#### DATA FOR PROCESSING:
— start —

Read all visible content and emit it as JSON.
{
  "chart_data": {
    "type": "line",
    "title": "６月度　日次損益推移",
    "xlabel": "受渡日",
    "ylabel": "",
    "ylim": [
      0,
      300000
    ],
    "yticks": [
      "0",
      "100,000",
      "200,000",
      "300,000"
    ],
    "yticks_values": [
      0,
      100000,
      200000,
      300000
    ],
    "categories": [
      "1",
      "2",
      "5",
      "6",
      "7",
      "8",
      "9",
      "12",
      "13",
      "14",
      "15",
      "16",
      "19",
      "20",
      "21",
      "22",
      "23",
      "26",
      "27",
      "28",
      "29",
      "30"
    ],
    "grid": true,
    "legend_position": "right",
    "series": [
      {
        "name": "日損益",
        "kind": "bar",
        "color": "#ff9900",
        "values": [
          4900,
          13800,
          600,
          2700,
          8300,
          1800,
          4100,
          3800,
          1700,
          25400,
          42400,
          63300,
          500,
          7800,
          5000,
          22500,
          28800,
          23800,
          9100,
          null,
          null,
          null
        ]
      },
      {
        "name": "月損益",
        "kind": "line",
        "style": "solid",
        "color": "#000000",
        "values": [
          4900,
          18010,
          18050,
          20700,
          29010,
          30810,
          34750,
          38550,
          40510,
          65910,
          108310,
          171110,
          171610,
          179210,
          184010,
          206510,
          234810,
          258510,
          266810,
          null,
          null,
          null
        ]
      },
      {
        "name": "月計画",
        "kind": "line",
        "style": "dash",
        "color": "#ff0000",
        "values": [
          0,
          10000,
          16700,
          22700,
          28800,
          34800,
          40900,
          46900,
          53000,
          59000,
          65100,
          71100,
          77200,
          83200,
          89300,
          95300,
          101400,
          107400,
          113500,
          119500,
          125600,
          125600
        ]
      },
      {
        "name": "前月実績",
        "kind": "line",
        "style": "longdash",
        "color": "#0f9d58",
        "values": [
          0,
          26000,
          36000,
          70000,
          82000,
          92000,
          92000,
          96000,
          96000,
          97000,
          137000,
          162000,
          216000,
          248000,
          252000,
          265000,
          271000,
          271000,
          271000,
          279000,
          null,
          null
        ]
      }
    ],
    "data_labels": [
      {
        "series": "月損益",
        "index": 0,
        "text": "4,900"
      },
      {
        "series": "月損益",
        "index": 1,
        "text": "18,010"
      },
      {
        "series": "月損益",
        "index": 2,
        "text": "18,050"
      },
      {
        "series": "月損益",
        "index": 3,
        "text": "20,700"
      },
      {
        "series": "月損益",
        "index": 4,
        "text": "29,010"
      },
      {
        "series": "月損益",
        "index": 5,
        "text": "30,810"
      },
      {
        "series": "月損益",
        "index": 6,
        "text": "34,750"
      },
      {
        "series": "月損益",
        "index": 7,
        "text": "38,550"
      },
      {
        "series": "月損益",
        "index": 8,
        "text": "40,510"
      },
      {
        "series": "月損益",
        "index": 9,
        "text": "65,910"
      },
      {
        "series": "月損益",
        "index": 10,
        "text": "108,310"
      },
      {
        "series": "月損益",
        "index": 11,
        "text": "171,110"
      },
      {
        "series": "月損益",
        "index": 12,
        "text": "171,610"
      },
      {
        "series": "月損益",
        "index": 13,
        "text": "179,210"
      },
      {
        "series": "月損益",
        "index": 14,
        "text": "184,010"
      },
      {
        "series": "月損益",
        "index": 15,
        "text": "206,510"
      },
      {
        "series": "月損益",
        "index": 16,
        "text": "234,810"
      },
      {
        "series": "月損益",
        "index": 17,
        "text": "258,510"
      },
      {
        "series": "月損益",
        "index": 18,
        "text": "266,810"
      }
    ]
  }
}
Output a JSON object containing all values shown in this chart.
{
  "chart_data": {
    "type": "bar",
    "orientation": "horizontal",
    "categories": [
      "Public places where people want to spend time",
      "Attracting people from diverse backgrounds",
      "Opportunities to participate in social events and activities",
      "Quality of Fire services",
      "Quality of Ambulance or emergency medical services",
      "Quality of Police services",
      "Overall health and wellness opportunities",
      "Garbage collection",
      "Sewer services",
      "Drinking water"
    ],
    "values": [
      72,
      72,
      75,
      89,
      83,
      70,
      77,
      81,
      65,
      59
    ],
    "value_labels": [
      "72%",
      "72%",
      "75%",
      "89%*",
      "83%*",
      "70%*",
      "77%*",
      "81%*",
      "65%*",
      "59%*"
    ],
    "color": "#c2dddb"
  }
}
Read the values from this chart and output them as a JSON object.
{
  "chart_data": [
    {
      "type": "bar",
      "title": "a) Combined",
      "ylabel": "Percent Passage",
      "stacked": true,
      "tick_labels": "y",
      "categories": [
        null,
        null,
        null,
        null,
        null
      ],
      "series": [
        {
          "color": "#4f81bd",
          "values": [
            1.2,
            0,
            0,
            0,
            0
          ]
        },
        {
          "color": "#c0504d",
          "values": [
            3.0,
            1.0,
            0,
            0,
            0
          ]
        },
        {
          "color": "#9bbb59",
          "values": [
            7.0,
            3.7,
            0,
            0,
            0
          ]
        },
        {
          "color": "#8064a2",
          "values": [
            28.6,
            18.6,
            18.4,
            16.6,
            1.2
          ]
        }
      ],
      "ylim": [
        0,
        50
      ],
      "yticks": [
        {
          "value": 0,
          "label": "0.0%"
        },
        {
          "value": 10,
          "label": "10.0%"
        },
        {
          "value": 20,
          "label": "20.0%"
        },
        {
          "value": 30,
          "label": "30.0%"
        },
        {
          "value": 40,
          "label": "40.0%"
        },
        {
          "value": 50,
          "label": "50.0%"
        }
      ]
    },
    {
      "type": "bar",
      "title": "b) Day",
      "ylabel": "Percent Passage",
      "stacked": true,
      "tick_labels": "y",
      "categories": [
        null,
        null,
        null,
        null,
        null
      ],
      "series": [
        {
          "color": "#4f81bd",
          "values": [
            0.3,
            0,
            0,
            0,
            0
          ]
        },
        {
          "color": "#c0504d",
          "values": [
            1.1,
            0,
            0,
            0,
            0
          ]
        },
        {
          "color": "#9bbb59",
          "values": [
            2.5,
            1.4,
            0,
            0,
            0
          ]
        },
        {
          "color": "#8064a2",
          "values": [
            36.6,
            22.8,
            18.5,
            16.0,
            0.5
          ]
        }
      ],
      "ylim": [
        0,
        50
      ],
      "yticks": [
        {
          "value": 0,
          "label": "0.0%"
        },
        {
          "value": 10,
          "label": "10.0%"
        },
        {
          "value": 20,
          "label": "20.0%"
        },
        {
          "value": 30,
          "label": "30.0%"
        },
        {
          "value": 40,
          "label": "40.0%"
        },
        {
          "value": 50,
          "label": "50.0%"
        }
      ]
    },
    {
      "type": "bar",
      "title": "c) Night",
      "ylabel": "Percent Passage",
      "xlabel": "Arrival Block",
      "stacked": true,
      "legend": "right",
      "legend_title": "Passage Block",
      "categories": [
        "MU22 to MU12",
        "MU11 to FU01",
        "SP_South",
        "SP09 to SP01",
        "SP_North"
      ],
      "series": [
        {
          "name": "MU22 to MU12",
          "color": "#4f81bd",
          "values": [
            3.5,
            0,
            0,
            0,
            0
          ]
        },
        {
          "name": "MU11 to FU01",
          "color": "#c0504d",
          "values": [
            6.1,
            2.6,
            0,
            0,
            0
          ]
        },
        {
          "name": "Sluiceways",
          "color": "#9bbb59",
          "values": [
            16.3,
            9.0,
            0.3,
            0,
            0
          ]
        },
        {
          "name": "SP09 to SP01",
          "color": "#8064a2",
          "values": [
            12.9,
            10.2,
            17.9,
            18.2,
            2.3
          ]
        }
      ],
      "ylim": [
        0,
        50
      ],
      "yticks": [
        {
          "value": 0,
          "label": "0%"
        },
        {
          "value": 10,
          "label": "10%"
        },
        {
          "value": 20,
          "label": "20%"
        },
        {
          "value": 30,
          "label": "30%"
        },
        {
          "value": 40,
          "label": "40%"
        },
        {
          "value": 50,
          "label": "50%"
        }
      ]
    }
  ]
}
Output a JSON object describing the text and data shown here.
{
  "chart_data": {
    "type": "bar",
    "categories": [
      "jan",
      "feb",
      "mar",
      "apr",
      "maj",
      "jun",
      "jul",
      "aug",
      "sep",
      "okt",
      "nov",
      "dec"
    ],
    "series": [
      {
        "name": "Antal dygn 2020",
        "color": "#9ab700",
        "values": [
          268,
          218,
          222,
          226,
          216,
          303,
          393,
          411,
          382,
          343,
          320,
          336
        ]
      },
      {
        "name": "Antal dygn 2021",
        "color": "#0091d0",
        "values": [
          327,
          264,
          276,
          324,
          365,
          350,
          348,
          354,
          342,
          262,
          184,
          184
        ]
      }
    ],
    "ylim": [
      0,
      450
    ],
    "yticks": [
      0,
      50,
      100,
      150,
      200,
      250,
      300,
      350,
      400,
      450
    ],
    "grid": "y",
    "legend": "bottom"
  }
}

— end —

#### WRITTEN PROBLEM:
Each line that holds the word "services" should be extracted from the records.

#### TASK SOLUTION:
      "Quality of Fire services",
      "Quality of Ambulance or emergency medical services",
      "Quality of Police services",
      "Sewer services",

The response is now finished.